**SHORT TASK**
For every line in the records that has the word "drives", make a copy.

Records
## BEGIN

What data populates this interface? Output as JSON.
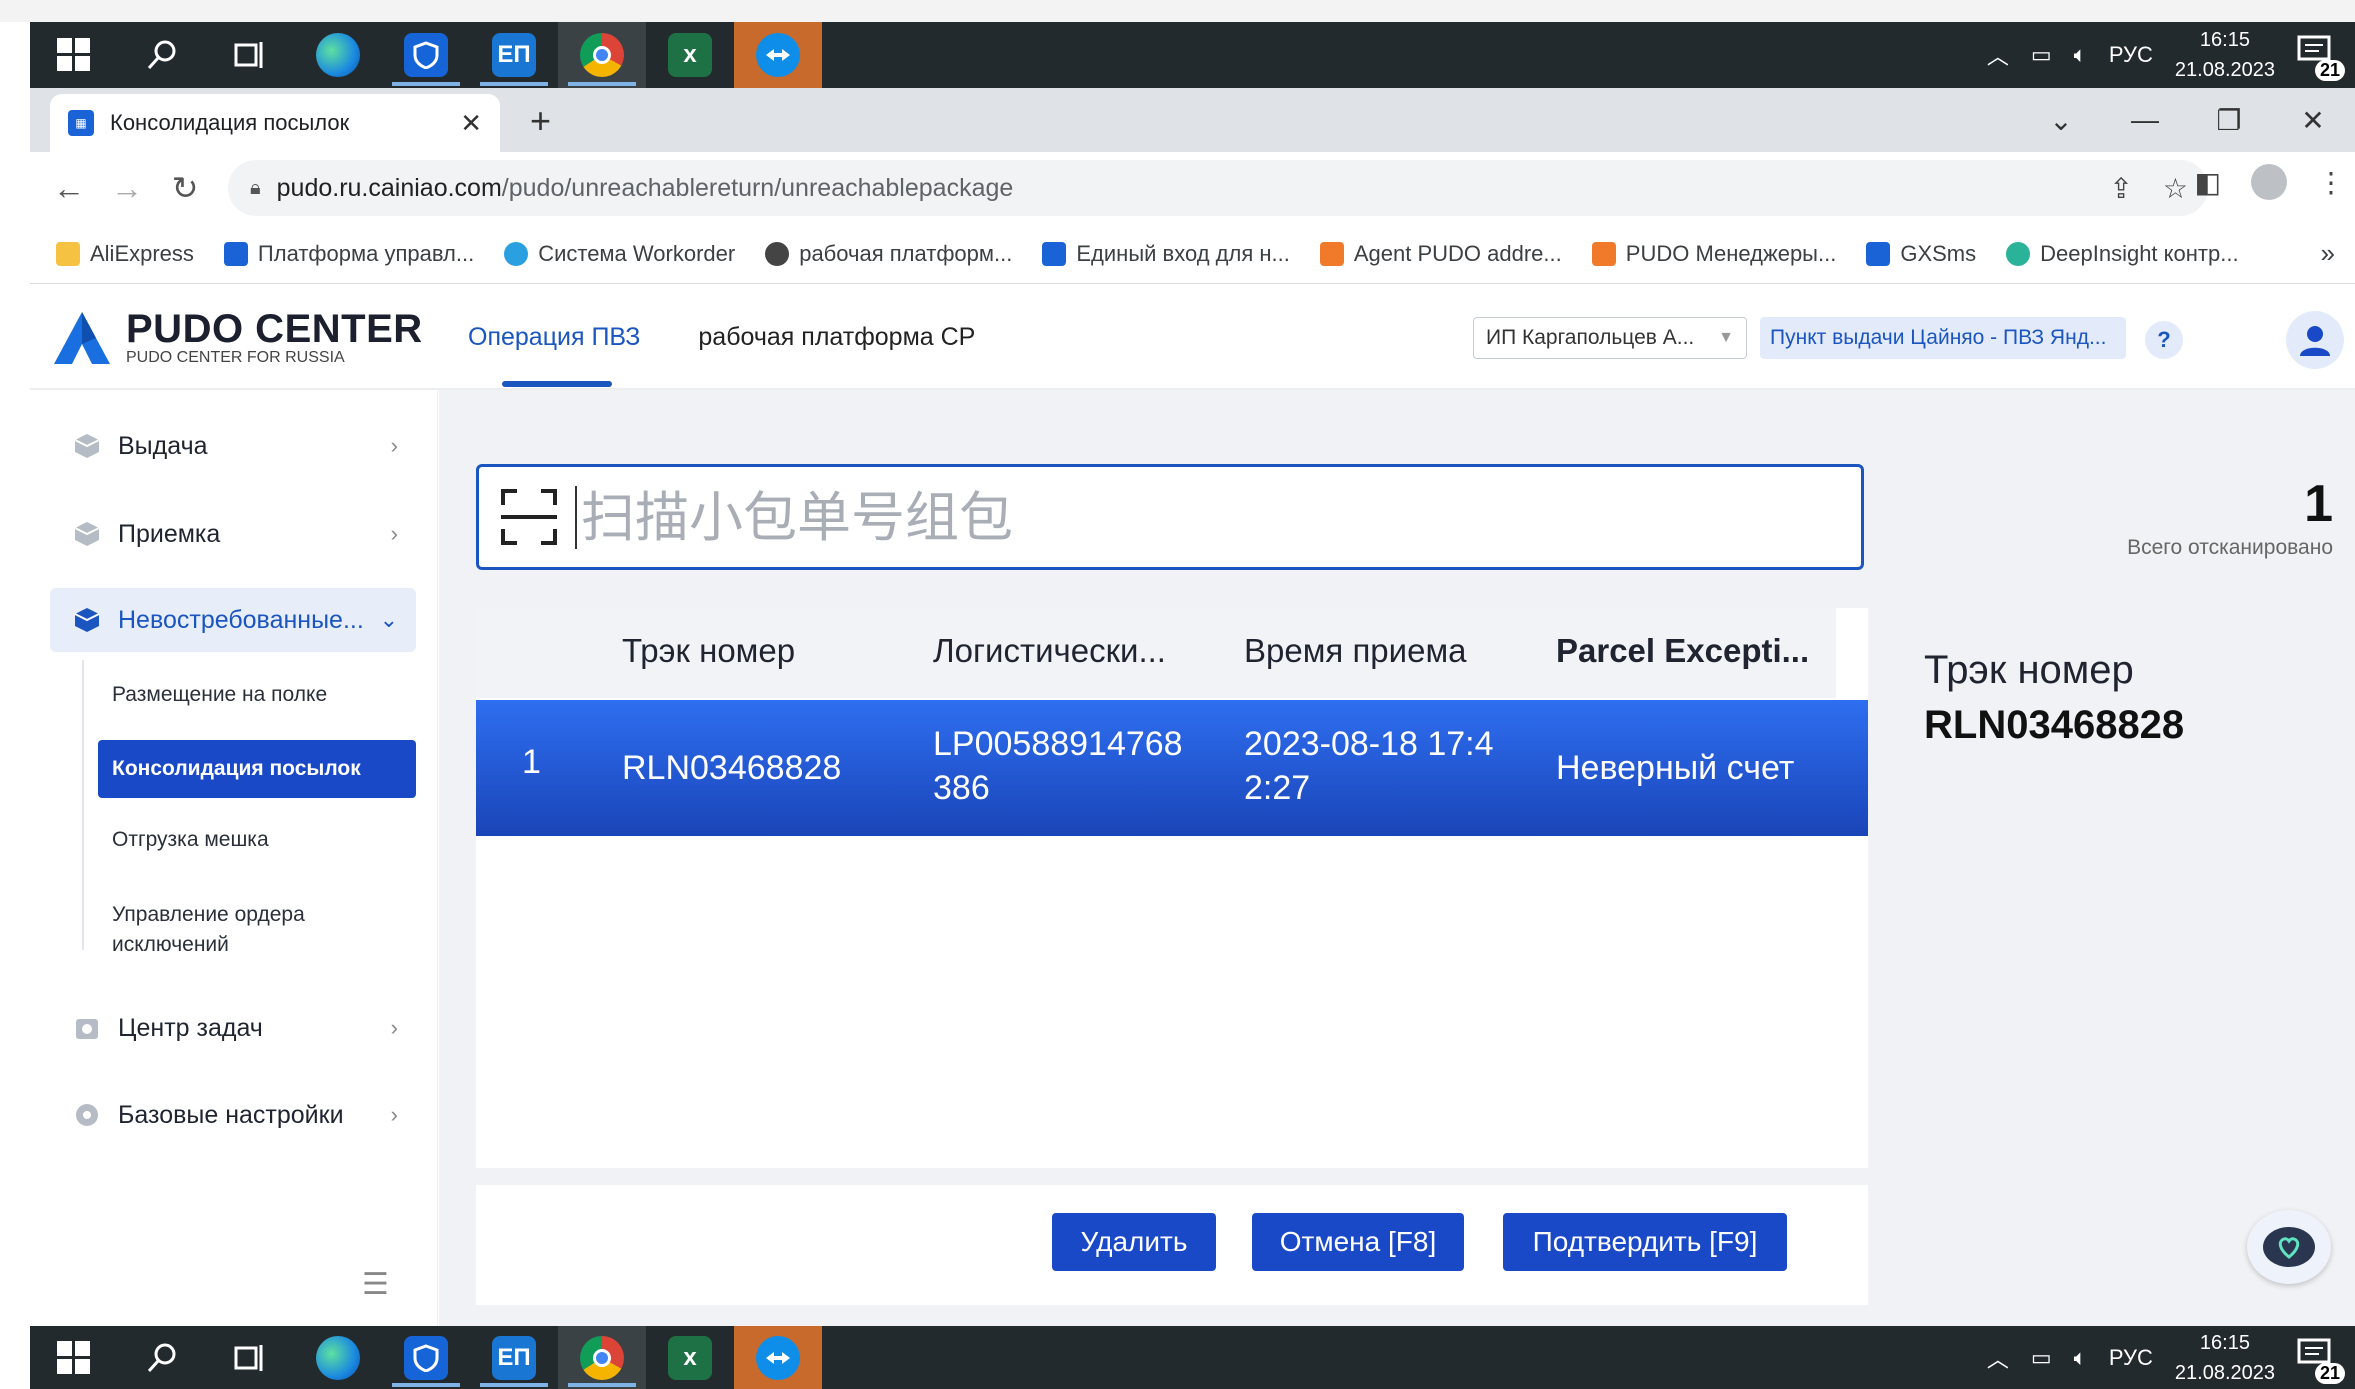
{
  "taskbar": {
    "apps": [
      "start-icon",
      "search-icon",
      "task-view-icon",
      "edge-icon",
      "defender-icon",
      "ep-app-icon",
      "chrome-icon",
      "excel-icon",
      "teamviewer-icon"
    ],
    "ep_label": "ЕП",
    "excel_label": "x",
    "tray": {
      "lang": "РУС",
      "time": "16:15",
      "date": "21.08.2023",
      "notifications": "21"
    }
  },
  "browser": {
    "tab_title": "Консолидация посылок",
    "url_host": "pudo.ru.cainiao.com",
    "url_path": "/pudo/unreachablereturn/unreachablepackage",
    "bookmarks": [
      "AliExpress",
      "Платформа управл...",
      "Система Workorder",
      "рабочая платформ...",
      "Единый вход для н...",
      "Agent PUDO addre...",
      "PUDO Менеджеры...",
      "GXSms",
      "DeepInsight контр..."
    ],
    "more": "»"
  },
  "header": {
    "logo_title": "PUDO CENTER",
    "logo_sub": "PUDO CENTER FOR RUSSIA",
    "nav": [
      "Операция ПВЗ",
      "рабочая платформа CP"
    ],
    "merchant": "ИП Каргапольцев А...",
    "point": "Пункт выдачи Цайняо - ПВЗ Янд...",
    "help": "?"
  },
  "sidebar": {
    "items": [
      {
        "label": "Выдача",
        "icon": "box-icon"
      },
      {
        "label": "Приемка",
        "icon": "box-icon"
      },
      {
        "label": "Невостребованные...",
        "icon": "box-icon"
      },
      {
        "label": "Центр задач",
        "icon": "task-icon"
      },
      {
        "label": "Базовые настройки",
        "icon": "gear-icon"
      }
    ],
    "sub_items": [
      "Размещение на полке",
      "Консолидация посылок",
      "Отгрузка мешка",
      "Управление ордера исключений"
    ]
  },
  "scan": {
    "placeholder": "扫描小包单号组包",
    "count": "1",
    "count_label": "Всего отсканировано"
  },
  "table": {
    "columns": [
      "Трэк номер",
      "Логистически...",
      "Время приема",
      "Parcel Excepti..."
    ],
    "rows": [
      {
        "index": "1",
        "track": "RLN03468828",
        "logistic_line1": "LP00588914768",
        "logistic_line2": "386",
        "time_line1": "2023-08-18 17:4",
        "time_line2": "2:27",
        "exception": "Неверный счет"
      }
    ]
  },
  "detail": {
    "label": "Трэк номер",
    "value": "RLN03468828"
  },
  "actions": {
    "delete": "Удалить",
    "cancel": "Отмена [F8]",
    "confirm": "Подтвердить [F9]"
  },
  "colors": {
    "primary": "#1a49c8",
    "row_gradient_top": "#2e6ef0",
    "row_gradient_bottom": "#1a45b8"
  }
}
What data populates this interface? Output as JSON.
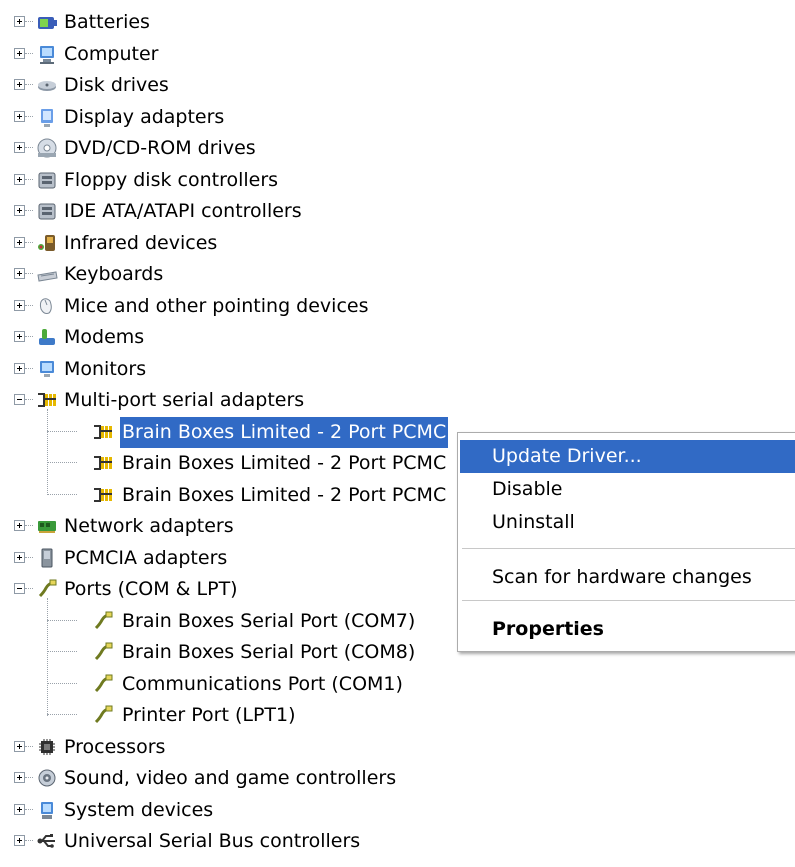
{
  "tree": {
    "items": [
      {
        "label": "Batteries",
        "icon": "battery-icon",
        "expanded": false
      },
      {
        "label": "Computer",
        "icon": "computer-icon",
        "expanded": false
      },
      {
        "label": "Disk drives",
        "icon": "disk-drive-icon",
        "expanded": false
      },
      {
        "label": "Display adapters",
        "icon": "display-adapter-icon",
        "expanded": false
      },
      {
        "label": "DVD/CD-ROM drives",
        "icon": "dvd-drive-icon",
        "expanded": false
      },
      {
        "label": "Floppy disk controllers",
        "icon": "floppy-controller-icon",
        "expanded": false
      },
      {
        "label": "IDE ATA/ATAPI controllers",
        "icon": "ide-controller-icon",
        "expanded": false
      },
      {
        "label": "Infrared devices",
        "icon": "infrared-icon",
        "expanded": false
      },
      {
        "label": "Keyboards",
        "icon": "keyboard-icon",
        "expanded": false
      },
      {
        "label": "Mice and other pointing devices",
        "icon": "mouse-icon",
        "expanded": false
      },
      {
        "label": "Modems",
        "icon": "modem-icon",
        "expanded": false
      },
      {
        "label": "Monitors",
        "icon": "monitor-icon",
        "expanded": false
      },
      {
        "label": "Multi-port serial adapters",
        "icon": "serial-adapter-icon",
        "expanded": true,
        "children": [
          {
            "label": "Brain Boxes Limited - 2 Port PCMC",
            "icon": "serial-adapter-icon",
            "selected": true
          },
          {
            "label": "Brain Boxes Limited - 2 Port PCMC",
            "icon": "serial-adapter-icon",
            "selected": false
          },
          {
            "label": "Brain Boxes Limited - 2 Port PCMC",
            "icon": "serial-adapter-icon",
            "selected": false
          }
        ]
      },
      {
        "label": "Network adapters",
        "icon": "network-adapter-icon",
        "expanded": false
      },
      {
        "label": "PCMCIA adapters",
        "icon": "pcmcia-icon",
        "expanded": false
      },
      {
        "label": "Ports (COM & LPT)",
        "icon": "port-icon",
        "expanded": true,
        "children": [
          {
            "label": "Brain Boxes Serial Port (COM7)",
            "icon": "port-icon",
            "selected": false
          },
          {
            "label": "Brain Boxes Serial Port (COM8)",
            "icon": "port-icon",
            "selected": false
          },
          {
            "label": "Communications Port (COM1)",
            "icon": "port-icon",
            "selected": false
          },
          {
            "label": "Printer Port (LPT1)",
            "icon": "port-icon",
            "selected": false
          }
        ]
      },
      {
        "label": "Processors",
        "icon": "processor-icon",
        "expanded": false
      },
      {
        "label": "Sound, video and game controllers",
        "icon": "sound-icon",
        "expanded": false
      },
      {
        "label": "System devices",
        "icon": "system-device-icon",
        "expanded": false
      },
      {
        "label": "Universal Serial Bus controllers",
        "icon": "usb-icon",
        "expanded": false
      }
    ]
  },
  "context_menu": {
    "update_driver": "Update Driver...",
    "disable": "Disable",
    "uninstall": "Uninstall",
    "scan": "Scan for hardware changes",
    "properties": "Properties"
  },
  "colors": {
    "selection": "#316ac5",
    "selection_text": "#ffffff"
  }
}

## END

**EXPECTED ANSWER**
        "label": "Disk drives",
        "label": "DVD/CD-ROM drives",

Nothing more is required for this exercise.